Sunday, April 13, 2008

compromise? I don't know about that one...

For my Energy and Society Final Project, I want to study the Amazon Jungle in Brazil. This jungle is undergoing major physical changes in order to provide more ethanol energy. While this is a great step in the alternative energy direction, what will ultimately be the price of this change? I'm hoping this is topic (which is similar to Caroline's "2.5 Million" post) can sustain a full class period and still be compelling and interesting at the end of the 40 minutes. So if anyone can post similar situations or ideas, please let me know!

3 comments:

Jiangwei said...

Lindsay's post really attractes my interest on ethanol energy. The use of ethannol energy can really save a large amount of fuel enrgy. I think Brazil is the most benifited nation in the world which got green energy instead of these unreneable energy. From my research on Wiki, I learn that Brazil’s 29-year-old ethanol fuel program uses cheap sugar cane, mainly bagasse (cane-waste) for process heat and power, and modern equipment, and provides a ~22% ethanol blend used nationwide, plus 100% anhydrous ethanol for four million cars. The Brazilian ethanol program provided nearly 700,000 jobs in 2003, and cut 1975–2002 oil imports by a cumulative undiscounted total of US$50 billion. Today, Brazil gets more than 30% of its automobile fuels from sugar cane-based ethanol. Americans burn through 27 barrels of oil annually per capita, six times and change more than the Brazilians' 4.2 barrels. The U.S. produces more oil per capita, too -- 11 barrels to Brazil's 3.35 barrels. And the gap between production and consumption in the U.S. is a gaping 16 barrels per person per year, while Brazil's gap amounts to just 0.85 barrels. That's pretty huge! The strength of clean energy can obviously make great difference and certainly get used to the tough situation of lack of fuel enrgy. In China, as many drivers,my family's car was filled the comabination of both ethanol and fuel. However, could anybody tell me why the ethanol oil can't be efficient as the #91 pure oil(gallon per mile)?

■ Short exercise 1 ■
List every amount given in barrels in the Amazon ethanol blog post, noting what each one measures.
■ Short exercise 2 ■
Write the next part of the Amazon ethanol blog post, picking up right after its last sentence.
The listing after this point comes from a separate source and has nothing to do with the Amazon ethanol blog post.

■ Material shown ■
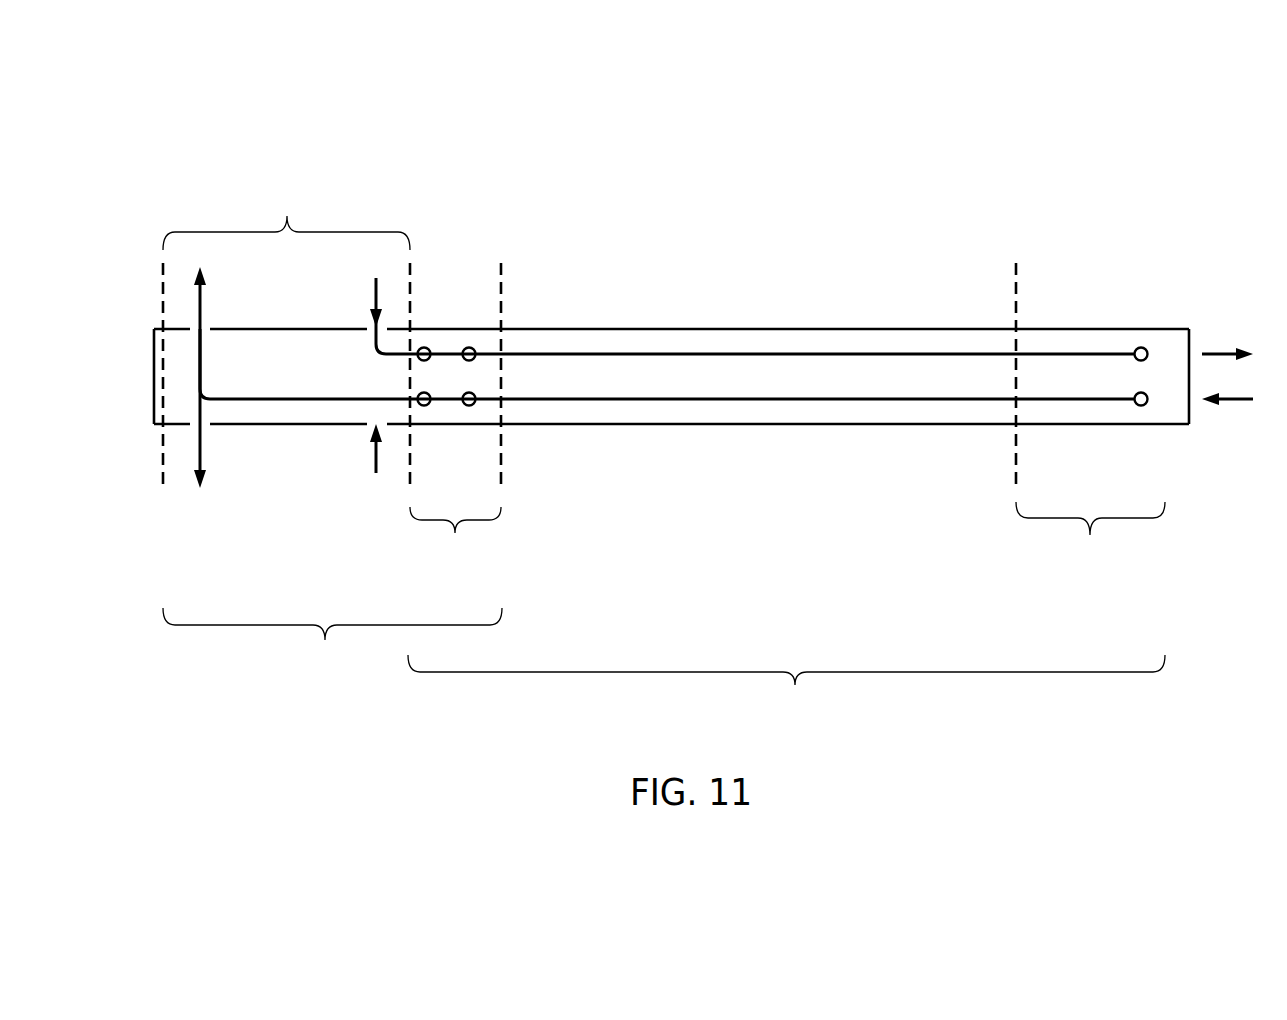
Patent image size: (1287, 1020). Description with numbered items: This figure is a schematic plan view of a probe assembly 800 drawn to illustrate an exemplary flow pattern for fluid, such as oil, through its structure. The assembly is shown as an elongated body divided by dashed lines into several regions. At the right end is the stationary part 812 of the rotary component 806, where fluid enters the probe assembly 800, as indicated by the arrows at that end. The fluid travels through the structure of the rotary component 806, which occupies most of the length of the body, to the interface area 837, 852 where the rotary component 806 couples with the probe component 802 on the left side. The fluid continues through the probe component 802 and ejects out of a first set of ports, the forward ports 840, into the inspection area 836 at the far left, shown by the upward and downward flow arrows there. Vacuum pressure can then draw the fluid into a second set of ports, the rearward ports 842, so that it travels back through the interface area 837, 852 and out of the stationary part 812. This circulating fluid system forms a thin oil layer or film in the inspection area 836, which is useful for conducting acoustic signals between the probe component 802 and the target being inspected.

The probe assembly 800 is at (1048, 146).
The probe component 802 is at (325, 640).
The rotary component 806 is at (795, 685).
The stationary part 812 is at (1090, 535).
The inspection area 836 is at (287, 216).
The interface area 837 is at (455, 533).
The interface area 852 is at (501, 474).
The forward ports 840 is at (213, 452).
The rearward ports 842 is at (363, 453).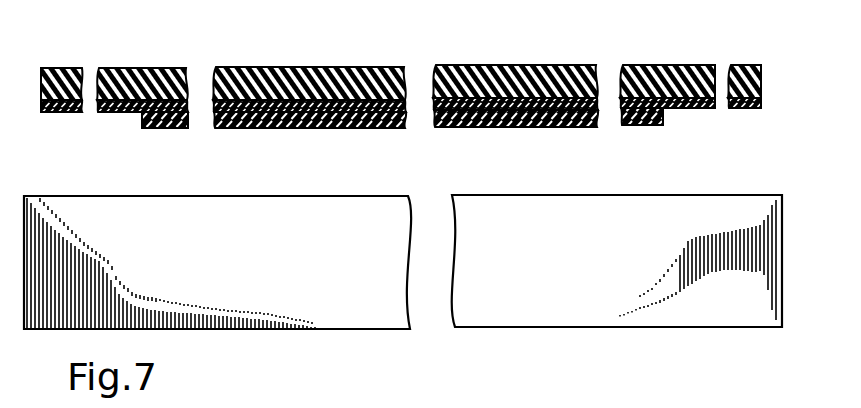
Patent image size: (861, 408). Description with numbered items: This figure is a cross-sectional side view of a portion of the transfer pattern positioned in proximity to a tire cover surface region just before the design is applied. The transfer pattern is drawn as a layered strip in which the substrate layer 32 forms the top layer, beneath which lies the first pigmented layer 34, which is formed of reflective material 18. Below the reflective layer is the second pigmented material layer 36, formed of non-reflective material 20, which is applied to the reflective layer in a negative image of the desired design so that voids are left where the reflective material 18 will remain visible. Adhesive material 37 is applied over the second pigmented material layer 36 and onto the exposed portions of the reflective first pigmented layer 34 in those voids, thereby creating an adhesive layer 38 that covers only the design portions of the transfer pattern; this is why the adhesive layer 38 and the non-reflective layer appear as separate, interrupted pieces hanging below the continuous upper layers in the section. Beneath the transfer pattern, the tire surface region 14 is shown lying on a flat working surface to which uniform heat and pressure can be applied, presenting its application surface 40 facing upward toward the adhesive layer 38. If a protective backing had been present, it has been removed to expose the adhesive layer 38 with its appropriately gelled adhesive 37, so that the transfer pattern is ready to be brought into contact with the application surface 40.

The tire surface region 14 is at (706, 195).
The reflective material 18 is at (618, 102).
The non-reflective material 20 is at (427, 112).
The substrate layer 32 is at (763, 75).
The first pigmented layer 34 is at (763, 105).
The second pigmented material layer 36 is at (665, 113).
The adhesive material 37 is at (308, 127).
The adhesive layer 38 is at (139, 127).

■ Output 1 ■
- 27 barrels: oil Americans burn through annually per capita
- 4.2 barrels: the Brazilians' annual oil use per capita
- 11 barrels: U.S. oil production per capita
- 3.35 barrels: Brazil's oil production per capita
- 16 barrels: the U.S. gap between production and consumption per person per year
- 0.85 barrels: Brazil's gap between production and consumption

■ Output 2 ■
Jensen said...

For some reason, most of the sources I have encountered thus far seem to view ethanol energy as useless and inefficient. I have heard that it requires a much larger energy input than output, and is thus a futile energy investment. The resource seemed so promising at first; the U.S. had so much extra corn, and the ethanol industry really picked up at no real expense to the nation. I don't really understand why so many people view this form of energy so negatively, as as Jiang Wei has stated, it works just fine in other countries. If other nations have found a way to incorporate ethanol energy into their renewable programs, and seem to be increasingly interested in it as a sustainable form of energy, why is it downplayed so much in the U.S.?

Matt said...

I agree with what Jensen says; most of what I hear is negative. I found and article and an editorial on this issue. The main article, published in The Sunday Independent based of a Science Magazine article (I could not find it for free), does not really talk about the lack of energy efficient and the energy lost due to the use of ethanol, but rather focuses on its environmental damages. If you have not done so I think you should address that as well in your presentation/final.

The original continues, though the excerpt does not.